_Aim_. Below are some records. Say in a single number how many of their lines include the word "Units".

(Data items)
---
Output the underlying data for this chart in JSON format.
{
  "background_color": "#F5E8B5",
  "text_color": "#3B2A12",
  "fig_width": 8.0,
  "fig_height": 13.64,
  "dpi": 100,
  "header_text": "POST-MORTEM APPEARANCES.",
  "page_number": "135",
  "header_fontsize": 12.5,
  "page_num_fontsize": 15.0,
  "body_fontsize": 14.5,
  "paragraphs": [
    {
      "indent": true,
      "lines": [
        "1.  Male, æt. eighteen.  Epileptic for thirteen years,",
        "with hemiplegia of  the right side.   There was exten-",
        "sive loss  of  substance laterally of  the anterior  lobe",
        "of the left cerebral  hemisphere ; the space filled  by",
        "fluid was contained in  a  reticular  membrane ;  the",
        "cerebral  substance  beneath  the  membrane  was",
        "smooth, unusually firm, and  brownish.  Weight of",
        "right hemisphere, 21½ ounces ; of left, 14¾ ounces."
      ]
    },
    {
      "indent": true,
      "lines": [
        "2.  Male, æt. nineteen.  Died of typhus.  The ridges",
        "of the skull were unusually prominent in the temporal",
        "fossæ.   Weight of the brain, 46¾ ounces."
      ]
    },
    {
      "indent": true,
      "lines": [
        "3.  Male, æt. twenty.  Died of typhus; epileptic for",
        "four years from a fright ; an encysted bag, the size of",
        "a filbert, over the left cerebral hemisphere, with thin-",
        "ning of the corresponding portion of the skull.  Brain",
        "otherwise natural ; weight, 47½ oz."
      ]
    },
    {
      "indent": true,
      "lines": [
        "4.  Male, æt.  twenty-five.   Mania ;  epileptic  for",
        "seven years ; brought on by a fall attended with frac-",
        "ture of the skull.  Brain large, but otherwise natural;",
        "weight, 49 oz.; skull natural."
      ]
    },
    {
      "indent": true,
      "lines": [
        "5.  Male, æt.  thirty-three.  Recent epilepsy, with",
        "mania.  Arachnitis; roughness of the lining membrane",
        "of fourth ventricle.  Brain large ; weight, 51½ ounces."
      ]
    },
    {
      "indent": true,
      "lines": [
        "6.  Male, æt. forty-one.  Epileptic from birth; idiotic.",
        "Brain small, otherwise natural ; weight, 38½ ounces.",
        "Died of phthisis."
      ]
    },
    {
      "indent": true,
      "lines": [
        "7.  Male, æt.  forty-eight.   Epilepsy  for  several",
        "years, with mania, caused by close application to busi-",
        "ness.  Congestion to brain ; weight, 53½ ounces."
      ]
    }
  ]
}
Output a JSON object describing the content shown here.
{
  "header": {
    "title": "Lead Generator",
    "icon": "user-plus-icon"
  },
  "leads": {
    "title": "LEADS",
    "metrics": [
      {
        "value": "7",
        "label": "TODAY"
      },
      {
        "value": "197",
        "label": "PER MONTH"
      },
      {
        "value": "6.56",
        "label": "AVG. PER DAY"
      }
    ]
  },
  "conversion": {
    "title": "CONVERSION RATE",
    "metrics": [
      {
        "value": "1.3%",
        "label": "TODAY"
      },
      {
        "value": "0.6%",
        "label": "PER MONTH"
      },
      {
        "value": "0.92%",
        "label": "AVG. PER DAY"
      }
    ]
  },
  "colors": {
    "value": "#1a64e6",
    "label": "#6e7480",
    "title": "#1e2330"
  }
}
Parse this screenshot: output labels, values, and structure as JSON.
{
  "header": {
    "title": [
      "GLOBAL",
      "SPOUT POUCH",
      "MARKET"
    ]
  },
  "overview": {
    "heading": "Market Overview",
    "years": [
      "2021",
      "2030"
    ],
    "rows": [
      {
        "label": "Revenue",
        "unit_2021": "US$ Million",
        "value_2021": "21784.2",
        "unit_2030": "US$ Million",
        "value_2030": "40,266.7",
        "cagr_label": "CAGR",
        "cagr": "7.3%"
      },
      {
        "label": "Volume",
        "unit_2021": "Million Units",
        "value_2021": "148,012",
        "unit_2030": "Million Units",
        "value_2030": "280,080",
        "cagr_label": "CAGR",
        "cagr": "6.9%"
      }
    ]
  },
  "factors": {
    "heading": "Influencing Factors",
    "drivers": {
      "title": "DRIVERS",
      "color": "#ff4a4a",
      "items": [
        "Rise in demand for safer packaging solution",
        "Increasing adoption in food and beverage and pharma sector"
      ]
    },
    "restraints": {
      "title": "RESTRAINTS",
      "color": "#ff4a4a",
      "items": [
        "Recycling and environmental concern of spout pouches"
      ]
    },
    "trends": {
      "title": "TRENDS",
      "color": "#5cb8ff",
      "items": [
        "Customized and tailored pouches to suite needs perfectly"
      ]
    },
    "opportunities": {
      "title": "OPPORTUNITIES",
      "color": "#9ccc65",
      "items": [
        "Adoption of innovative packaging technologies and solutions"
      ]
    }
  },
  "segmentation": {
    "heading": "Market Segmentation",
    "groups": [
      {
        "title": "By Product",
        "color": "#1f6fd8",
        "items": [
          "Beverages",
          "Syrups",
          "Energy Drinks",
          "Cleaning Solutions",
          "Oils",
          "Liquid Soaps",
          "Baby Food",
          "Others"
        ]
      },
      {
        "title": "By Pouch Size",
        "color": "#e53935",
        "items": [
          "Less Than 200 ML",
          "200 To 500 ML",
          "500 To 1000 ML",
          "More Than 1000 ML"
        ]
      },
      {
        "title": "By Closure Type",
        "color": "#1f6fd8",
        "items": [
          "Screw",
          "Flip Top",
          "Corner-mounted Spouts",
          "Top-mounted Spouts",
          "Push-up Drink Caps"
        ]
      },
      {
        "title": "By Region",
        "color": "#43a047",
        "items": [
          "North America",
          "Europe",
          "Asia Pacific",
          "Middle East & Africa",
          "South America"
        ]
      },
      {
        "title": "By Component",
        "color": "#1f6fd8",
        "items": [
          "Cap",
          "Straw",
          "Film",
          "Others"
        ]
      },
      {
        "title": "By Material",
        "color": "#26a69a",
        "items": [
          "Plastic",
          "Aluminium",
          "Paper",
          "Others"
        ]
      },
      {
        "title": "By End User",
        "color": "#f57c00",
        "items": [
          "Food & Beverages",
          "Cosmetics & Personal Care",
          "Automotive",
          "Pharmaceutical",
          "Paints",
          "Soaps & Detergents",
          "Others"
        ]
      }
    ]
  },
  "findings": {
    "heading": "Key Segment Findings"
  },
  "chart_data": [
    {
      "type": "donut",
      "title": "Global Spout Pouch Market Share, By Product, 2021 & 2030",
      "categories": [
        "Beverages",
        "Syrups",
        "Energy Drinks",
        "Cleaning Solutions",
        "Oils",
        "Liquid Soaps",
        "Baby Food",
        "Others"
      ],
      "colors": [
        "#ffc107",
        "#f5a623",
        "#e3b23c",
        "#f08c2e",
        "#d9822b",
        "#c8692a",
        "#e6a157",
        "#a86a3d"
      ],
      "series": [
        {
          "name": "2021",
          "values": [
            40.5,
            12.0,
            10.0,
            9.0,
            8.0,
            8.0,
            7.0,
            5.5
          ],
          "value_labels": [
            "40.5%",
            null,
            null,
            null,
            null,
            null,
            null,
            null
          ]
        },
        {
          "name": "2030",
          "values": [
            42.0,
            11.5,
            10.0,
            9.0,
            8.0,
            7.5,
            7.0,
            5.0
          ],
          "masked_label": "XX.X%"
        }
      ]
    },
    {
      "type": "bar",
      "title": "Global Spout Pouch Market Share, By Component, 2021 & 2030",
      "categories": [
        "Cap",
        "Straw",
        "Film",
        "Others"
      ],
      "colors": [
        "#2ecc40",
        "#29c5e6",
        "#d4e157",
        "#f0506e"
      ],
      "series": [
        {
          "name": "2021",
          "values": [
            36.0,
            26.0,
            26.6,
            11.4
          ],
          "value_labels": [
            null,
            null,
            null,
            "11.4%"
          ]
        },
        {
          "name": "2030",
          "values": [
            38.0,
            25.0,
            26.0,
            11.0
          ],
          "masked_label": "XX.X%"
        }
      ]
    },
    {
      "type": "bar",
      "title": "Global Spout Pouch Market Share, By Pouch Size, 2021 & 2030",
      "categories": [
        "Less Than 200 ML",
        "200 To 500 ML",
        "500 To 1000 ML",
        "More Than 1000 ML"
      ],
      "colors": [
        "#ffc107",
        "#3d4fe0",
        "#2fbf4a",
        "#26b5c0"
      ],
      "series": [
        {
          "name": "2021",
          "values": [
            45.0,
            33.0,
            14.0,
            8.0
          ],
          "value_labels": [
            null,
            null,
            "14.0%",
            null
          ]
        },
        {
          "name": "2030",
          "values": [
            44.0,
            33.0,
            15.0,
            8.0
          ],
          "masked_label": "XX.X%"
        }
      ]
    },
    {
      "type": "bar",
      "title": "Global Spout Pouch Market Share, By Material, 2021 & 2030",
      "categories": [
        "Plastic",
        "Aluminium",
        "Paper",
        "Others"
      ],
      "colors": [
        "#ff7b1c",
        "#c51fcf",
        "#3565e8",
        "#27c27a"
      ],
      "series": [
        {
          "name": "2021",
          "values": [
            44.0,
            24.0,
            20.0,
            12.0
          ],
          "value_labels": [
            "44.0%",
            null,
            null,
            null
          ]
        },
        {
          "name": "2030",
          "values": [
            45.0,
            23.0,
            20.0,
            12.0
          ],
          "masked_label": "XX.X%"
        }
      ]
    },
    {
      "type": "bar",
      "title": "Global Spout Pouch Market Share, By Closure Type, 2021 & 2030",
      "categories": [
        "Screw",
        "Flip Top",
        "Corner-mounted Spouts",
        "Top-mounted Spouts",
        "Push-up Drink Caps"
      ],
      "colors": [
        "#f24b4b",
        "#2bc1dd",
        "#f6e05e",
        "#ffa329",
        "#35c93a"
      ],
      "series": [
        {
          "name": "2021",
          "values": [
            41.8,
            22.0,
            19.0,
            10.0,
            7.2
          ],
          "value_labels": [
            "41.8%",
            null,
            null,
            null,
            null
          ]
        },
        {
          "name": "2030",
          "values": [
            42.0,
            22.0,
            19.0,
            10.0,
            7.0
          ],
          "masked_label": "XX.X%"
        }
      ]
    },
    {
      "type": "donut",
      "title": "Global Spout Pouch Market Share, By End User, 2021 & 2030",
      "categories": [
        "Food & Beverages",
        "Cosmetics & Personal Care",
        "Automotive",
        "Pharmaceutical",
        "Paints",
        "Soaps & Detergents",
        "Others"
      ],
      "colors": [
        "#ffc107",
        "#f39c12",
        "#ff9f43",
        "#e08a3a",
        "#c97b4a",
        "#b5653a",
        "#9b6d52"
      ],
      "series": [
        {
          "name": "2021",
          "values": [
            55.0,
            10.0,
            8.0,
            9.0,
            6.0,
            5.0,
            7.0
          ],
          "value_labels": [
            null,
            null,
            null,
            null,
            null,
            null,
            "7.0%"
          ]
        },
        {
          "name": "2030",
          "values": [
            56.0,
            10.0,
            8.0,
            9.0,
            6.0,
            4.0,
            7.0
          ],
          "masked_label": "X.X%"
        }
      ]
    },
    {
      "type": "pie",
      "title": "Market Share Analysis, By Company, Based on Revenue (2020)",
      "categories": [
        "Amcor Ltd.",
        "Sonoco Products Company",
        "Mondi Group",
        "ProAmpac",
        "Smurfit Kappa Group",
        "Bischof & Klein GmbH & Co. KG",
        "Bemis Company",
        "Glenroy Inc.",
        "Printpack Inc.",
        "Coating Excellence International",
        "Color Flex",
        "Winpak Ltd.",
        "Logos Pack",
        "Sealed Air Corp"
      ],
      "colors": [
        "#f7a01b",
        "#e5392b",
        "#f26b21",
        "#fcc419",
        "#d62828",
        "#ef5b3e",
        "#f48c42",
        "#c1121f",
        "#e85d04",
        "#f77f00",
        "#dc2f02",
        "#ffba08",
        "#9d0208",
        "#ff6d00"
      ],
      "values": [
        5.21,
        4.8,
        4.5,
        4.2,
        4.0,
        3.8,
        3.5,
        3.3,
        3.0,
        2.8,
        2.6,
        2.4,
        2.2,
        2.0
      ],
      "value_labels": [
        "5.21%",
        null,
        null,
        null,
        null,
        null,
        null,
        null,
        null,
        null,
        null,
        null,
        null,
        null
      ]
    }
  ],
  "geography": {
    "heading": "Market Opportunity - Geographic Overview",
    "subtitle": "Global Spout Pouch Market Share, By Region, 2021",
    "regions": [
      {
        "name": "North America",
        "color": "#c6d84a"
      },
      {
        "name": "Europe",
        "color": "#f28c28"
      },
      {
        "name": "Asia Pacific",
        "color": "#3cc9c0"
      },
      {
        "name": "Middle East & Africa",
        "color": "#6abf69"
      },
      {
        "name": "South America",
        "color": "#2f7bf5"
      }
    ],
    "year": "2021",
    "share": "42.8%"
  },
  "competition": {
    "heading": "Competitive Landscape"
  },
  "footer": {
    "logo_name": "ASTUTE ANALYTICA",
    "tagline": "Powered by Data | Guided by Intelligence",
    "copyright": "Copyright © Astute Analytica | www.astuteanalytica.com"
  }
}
---
_The reply_. 2